Source data
________________________________________

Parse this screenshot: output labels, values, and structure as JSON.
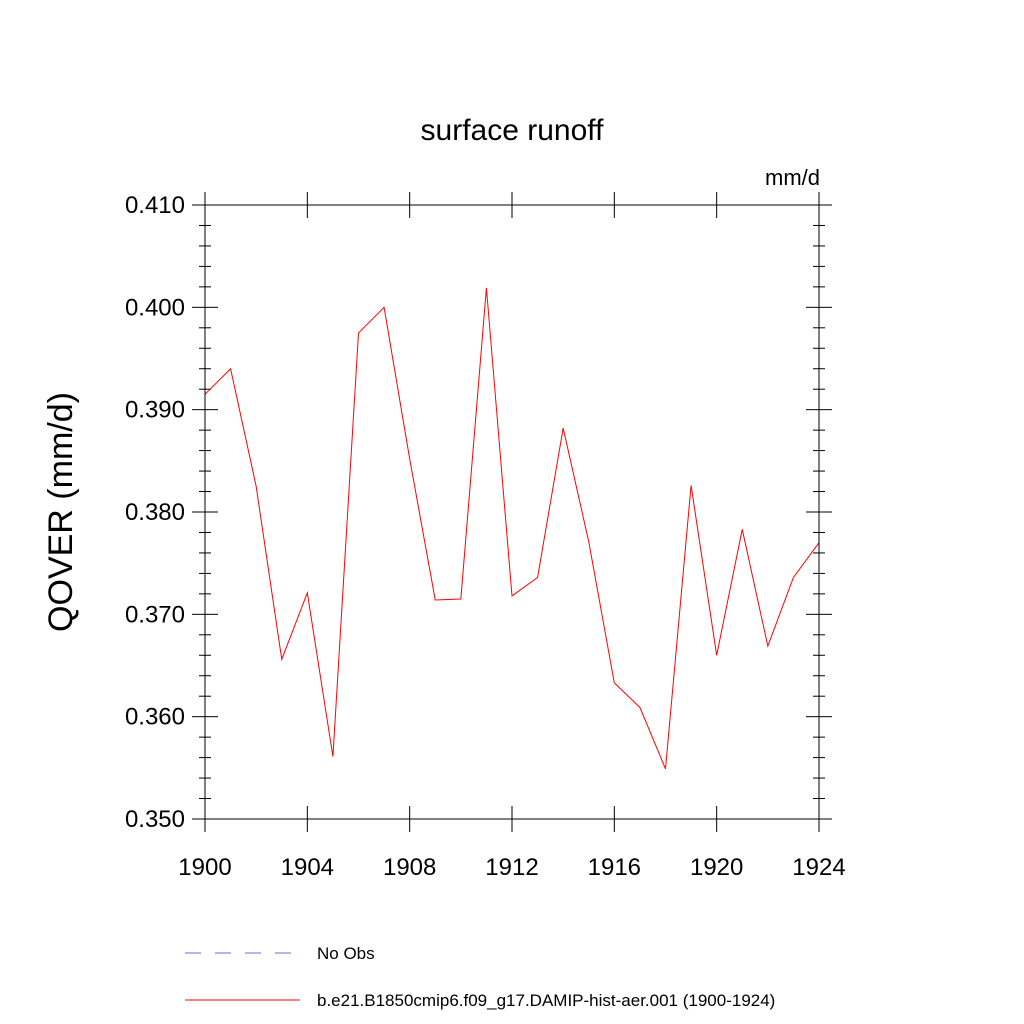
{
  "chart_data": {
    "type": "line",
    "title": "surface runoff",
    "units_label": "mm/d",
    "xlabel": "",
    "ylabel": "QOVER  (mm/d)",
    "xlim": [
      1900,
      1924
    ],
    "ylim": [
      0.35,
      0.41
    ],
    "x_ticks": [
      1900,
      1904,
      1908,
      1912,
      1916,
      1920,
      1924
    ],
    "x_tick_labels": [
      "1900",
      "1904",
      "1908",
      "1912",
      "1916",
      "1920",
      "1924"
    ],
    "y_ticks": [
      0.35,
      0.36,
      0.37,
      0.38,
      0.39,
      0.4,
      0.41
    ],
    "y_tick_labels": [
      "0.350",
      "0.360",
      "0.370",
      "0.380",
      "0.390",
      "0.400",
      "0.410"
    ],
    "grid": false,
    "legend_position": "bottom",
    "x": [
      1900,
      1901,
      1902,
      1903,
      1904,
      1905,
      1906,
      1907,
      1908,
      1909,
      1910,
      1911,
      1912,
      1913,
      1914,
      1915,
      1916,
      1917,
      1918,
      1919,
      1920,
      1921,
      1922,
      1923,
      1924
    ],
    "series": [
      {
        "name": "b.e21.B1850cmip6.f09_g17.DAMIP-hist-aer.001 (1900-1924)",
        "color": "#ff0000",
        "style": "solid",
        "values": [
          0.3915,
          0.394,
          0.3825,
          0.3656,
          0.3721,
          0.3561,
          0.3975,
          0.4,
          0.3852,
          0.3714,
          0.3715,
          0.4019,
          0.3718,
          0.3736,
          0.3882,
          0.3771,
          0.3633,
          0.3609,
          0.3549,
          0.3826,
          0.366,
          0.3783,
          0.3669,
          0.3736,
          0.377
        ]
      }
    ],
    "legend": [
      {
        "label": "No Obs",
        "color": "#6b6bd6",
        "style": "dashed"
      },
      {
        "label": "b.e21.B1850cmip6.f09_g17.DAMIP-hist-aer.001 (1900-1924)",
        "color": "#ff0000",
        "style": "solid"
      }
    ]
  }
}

________________________________________

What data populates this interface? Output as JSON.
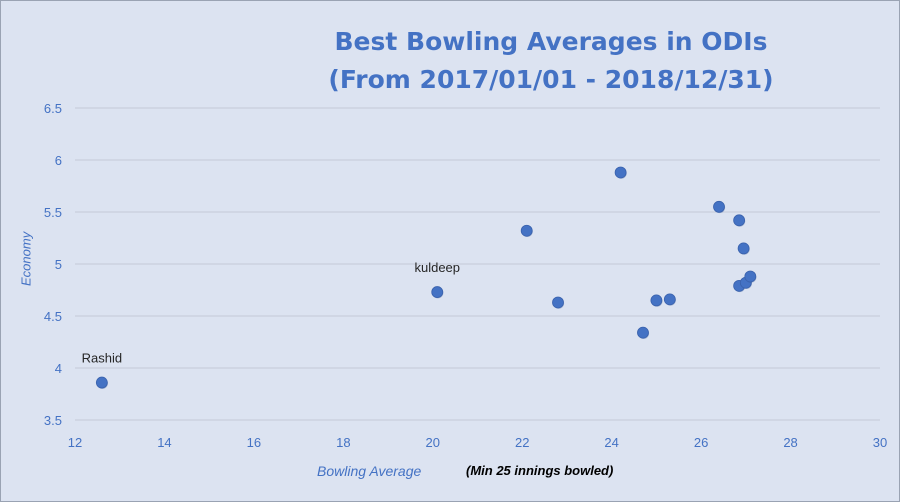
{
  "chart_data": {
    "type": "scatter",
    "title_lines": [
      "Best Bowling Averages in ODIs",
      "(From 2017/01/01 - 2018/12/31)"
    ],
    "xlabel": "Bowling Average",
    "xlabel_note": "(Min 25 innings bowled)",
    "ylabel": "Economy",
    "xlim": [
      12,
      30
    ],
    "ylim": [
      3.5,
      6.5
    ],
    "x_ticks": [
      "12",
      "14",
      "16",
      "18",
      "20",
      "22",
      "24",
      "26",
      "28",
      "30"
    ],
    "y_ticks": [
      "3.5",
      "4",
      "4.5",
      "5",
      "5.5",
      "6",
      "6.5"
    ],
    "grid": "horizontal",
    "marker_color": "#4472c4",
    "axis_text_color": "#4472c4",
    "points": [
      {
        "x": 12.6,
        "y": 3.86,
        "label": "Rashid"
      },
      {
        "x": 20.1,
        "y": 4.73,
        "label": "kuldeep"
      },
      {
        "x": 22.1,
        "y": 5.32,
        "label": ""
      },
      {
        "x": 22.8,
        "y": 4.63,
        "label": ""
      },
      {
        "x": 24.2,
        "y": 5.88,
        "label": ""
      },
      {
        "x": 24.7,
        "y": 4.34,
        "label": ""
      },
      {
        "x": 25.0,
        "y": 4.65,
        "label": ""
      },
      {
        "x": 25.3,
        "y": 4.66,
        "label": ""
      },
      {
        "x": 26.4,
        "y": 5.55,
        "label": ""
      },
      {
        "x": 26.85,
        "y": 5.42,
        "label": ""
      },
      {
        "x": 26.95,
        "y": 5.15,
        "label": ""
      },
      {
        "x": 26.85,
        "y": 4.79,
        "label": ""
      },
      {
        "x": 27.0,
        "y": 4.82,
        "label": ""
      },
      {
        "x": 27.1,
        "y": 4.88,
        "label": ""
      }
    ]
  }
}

________________________________________

__Exercise__
Go through the lines above. Select every one that has the string "JSON".

__Task answer__
Parse this screenshot: output labels, values, and structure as JSON.
What data populates this interface? Output as JSON.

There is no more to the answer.